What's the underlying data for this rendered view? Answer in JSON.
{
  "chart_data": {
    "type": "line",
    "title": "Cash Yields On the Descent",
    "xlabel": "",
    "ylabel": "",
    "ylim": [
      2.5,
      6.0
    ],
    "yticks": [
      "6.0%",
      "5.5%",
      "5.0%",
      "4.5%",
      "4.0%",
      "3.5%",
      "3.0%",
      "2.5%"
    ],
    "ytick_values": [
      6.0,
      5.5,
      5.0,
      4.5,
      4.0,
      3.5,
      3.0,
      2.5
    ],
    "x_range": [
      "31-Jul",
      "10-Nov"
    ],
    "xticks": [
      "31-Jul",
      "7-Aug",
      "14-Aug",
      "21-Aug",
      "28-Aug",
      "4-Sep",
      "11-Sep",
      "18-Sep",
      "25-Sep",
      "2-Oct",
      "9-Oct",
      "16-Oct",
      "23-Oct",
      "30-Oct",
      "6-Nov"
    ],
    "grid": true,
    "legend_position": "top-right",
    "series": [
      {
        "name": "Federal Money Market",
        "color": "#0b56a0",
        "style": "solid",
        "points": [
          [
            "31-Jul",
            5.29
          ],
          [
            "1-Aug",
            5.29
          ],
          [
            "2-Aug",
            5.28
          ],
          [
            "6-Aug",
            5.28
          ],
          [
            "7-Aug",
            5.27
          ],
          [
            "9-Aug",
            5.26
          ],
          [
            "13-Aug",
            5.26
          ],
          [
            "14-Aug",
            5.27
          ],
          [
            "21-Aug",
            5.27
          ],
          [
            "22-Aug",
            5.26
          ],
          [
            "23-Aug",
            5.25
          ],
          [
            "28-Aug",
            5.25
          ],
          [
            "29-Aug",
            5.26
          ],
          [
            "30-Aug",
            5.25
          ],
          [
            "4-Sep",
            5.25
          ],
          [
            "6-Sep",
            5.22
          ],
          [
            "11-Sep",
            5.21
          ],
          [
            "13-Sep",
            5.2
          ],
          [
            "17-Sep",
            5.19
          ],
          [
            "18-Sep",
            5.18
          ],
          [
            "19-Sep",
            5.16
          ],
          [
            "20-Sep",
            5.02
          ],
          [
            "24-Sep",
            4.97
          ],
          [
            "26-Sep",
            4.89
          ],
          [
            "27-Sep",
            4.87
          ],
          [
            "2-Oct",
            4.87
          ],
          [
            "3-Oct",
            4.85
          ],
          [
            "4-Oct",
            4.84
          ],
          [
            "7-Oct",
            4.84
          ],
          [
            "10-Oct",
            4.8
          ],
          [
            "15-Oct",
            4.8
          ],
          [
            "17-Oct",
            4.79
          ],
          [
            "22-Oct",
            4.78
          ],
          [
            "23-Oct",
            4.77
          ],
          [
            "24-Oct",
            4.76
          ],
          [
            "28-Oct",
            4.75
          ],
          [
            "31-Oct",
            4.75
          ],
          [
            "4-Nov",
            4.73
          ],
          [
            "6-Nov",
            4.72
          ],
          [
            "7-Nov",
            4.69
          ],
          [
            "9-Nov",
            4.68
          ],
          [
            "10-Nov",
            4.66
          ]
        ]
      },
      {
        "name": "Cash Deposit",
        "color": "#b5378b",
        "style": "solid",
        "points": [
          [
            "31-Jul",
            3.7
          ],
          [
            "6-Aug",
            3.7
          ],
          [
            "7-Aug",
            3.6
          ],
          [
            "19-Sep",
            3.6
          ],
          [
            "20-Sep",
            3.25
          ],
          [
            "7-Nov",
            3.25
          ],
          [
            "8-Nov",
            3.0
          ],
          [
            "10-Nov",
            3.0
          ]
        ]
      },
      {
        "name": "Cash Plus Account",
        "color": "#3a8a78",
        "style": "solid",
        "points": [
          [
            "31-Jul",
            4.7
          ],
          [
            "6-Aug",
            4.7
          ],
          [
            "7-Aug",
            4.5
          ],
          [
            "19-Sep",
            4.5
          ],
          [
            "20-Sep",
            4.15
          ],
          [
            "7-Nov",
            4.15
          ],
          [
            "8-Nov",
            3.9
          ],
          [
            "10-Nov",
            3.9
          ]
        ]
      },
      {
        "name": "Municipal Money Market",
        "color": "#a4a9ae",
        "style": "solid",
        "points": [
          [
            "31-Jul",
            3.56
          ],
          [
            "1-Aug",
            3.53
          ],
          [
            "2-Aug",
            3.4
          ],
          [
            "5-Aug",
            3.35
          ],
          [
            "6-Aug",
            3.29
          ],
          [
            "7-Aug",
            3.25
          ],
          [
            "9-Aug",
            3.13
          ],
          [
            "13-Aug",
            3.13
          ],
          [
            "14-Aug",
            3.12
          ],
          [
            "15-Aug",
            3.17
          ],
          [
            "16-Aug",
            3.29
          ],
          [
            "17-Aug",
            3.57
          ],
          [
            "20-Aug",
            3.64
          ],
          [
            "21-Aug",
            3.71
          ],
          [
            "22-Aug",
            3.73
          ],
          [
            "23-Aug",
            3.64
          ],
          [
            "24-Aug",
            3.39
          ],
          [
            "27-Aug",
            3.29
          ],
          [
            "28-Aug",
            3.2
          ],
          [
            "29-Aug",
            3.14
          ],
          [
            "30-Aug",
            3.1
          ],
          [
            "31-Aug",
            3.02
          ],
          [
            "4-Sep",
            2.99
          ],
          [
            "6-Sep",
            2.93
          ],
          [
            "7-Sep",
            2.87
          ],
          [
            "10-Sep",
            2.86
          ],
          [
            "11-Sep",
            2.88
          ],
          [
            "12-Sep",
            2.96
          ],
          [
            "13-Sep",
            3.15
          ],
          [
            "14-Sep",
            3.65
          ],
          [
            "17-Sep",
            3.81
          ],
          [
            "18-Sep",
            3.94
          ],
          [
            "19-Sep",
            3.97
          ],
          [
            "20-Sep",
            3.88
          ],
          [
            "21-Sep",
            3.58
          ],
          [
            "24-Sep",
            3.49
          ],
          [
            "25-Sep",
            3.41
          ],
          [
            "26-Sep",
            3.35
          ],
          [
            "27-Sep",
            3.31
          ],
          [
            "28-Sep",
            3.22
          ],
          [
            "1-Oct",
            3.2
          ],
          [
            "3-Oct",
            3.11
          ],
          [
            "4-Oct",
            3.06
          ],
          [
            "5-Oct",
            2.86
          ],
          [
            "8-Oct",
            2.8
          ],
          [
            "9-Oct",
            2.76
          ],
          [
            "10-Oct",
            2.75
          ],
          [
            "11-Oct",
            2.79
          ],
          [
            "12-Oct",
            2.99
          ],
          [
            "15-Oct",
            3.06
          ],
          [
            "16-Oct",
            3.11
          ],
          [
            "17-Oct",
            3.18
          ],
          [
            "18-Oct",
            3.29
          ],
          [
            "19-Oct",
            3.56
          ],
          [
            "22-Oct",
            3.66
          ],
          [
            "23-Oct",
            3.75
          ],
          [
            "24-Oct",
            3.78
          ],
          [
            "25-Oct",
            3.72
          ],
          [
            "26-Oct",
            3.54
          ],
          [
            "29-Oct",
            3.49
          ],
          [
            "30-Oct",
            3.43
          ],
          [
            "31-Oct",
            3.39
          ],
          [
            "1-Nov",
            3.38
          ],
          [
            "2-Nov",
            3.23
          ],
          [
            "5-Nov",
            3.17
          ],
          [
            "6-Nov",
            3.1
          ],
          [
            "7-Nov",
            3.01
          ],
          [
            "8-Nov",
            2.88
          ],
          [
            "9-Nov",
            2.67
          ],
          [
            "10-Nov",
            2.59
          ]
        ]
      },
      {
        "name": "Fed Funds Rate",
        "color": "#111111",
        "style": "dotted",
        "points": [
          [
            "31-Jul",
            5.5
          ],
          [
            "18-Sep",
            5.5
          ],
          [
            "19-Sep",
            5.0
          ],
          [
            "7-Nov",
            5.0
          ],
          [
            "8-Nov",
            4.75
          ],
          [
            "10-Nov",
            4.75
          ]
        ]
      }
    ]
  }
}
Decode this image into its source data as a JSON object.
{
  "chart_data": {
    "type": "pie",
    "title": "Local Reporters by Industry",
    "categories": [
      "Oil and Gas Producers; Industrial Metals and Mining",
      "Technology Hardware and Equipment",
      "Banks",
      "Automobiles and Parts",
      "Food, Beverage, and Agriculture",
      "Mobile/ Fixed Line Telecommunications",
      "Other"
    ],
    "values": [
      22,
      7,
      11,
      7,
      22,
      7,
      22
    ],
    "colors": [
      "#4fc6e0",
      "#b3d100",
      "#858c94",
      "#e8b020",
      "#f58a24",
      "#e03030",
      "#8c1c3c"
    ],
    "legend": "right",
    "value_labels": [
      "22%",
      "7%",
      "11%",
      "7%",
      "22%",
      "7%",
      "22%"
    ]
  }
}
━━━━━━━━━━
→ **Task objective**: Locate all lines in the listing above with the word "this" and copy them.

→ **Exercise result**:
What's the underlying data for this rendered view? Answer in JSON.
Decode this image into its source data as a JSON object.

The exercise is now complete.